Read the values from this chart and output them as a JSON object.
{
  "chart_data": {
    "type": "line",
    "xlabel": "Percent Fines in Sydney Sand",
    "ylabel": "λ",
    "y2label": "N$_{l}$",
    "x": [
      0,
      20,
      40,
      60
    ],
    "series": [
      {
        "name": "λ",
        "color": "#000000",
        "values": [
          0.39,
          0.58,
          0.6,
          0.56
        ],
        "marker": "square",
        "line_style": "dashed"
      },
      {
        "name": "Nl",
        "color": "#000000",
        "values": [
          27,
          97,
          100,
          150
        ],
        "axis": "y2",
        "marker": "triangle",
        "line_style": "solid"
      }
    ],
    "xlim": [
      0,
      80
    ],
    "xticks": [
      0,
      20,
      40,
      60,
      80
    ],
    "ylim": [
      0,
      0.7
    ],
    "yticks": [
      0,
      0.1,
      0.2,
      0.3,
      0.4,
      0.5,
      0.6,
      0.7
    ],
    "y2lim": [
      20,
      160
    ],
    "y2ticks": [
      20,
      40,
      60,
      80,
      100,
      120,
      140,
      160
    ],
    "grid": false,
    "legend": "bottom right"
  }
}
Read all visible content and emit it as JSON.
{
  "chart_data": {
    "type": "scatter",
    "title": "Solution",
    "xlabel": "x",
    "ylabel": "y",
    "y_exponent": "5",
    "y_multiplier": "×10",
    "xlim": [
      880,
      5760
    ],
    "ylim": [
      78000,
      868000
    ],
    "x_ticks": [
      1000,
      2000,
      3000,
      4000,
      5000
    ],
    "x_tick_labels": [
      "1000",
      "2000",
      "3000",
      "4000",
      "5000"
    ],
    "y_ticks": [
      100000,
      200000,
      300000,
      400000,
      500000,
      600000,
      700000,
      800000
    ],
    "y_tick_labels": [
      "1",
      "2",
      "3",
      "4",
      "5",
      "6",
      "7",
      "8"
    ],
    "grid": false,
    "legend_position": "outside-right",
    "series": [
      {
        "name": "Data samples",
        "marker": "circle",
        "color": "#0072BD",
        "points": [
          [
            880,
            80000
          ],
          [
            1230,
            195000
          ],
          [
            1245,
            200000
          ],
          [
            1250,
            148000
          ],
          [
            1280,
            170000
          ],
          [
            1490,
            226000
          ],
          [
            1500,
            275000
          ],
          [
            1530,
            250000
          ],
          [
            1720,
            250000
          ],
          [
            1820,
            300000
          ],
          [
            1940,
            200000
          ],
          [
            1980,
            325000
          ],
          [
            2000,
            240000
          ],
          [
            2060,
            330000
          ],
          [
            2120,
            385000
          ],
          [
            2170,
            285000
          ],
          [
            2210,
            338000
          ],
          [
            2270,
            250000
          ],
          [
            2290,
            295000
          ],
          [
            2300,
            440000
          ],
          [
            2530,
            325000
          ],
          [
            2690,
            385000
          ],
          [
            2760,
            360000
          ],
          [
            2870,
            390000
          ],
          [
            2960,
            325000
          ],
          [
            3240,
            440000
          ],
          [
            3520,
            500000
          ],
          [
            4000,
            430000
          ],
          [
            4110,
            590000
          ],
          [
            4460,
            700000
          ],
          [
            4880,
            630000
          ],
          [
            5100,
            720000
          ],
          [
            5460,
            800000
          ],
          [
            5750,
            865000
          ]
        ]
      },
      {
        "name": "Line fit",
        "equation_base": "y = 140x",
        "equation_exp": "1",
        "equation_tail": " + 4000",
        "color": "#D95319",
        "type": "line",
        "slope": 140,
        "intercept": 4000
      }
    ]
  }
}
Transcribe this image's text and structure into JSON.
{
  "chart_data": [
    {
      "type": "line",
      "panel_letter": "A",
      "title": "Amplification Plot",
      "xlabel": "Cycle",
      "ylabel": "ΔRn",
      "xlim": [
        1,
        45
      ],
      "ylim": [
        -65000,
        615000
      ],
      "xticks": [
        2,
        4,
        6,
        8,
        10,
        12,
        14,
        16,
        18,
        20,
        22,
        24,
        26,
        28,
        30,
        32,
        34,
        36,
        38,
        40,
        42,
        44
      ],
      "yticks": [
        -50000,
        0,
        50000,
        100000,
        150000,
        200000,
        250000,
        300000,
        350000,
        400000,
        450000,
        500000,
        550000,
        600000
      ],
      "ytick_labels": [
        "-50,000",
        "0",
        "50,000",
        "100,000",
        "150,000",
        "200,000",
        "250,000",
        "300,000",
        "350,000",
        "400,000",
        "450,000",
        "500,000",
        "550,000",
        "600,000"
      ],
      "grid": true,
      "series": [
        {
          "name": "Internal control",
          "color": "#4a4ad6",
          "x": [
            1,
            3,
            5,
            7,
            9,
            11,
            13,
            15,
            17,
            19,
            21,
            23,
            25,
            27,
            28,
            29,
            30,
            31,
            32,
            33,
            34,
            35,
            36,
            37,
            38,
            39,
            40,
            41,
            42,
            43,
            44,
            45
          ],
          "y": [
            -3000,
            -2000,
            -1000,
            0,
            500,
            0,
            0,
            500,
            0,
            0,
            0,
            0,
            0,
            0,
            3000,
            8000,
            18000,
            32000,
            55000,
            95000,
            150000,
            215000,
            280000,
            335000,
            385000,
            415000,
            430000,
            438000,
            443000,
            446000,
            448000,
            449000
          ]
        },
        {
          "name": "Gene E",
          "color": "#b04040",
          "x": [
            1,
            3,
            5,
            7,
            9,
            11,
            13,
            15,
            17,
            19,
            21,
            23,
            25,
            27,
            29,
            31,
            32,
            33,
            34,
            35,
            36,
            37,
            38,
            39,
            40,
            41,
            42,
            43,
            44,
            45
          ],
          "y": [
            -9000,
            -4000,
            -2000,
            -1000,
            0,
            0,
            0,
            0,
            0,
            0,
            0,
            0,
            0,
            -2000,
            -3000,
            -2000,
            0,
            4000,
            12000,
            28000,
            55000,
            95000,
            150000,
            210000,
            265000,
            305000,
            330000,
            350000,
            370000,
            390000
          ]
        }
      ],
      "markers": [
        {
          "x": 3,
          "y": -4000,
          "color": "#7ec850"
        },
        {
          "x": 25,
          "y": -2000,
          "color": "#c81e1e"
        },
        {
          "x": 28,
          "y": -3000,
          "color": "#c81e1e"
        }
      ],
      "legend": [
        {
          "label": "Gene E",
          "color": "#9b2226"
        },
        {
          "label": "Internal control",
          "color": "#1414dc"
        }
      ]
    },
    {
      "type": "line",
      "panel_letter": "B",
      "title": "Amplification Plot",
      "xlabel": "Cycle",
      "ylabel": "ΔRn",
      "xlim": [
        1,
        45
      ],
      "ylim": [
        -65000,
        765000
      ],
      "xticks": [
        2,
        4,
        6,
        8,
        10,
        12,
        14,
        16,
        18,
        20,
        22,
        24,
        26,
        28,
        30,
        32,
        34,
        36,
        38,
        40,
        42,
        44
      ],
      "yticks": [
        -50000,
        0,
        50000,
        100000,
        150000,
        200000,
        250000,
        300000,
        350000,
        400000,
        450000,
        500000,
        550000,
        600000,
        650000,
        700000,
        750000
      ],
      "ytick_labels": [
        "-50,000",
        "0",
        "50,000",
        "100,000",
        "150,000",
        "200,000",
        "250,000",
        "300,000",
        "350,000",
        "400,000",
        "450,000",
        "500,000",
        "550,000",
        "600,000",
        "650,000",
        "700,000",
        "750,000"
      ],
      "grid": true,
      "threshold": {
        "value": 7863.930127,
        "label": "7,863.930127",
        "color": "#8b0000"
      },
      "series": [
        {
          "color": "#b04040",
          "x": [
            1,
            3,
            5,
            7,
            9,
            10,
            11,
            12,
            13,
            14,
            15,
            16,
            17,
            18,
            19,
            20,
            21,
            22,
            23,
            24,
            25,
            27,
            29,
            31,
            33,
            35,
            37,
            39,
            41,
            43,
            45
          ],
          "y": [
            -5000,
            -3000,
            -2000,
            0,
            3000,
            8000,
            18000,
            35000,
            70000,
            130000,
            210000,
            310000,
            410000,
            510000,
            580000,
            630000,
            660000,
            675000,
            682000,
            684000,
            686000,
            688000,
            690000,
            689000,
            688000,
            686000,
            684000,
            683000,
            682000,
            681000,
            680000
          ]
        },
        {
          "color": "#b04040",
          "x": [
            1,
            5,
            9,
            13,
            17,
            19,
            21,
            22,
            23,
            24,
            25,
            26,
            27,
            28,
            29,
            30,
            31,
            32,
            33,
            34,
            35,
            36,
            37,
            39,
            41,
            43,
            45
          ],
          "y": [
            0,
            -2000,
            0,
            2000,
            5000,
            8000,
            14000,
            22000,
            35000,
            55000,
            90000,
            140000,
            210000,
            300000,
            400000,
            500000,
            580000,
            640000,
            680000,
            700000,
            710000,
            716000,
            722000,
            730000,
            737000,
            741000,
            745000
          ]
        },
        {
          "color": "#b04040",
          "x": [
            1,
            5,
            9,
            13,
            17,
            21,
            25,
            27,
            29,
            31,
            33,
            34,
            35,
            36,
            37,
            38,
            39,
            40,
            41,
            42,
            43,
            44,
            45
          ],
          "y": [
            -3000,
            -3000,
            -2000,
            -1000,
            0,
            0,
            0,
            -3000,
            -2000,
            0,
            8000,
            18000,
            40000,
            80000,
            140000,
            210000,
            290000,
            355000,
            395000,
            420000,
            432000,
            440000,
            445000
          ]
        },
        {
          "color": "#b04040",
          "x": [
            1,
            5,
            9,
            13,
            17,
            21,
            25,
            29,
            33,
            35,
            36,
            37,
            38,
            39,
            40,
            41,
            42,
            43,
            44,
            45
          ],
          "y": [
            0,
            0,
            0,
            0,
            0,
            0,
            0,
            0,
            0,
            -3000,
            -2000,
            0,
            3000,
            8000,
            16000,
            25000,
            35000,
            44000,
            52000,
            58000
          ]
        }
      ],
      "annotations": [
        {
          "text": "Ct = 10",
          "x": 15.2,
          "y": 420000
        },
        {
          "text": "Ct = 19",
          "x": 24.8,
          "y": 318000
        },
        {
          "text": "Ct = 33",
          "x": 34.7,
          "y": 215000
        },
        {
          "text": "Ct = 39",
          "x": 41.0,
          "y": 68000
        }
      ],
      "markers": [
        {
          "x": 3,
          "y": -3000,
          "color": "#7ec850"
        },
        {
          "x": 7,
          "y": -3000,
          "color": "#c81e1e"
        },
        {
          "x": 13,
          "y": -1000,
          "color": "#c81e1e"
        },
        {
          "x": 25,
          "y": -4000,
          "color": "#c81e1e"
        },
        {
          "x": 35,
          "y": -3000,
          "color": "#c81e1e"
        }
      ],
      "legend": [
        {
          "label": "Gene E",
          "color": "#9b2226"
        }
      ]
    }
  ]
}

Description of the task>
Check each line of the records for "text" and copy the ones that contain it.

Exercise solution>
Transcribe this image's text and structure into JSON.
          "text": "Ct = 10",
          "text": "Ct = 19",
          "text": "Ct = 33",
          "text": "Ct = 39",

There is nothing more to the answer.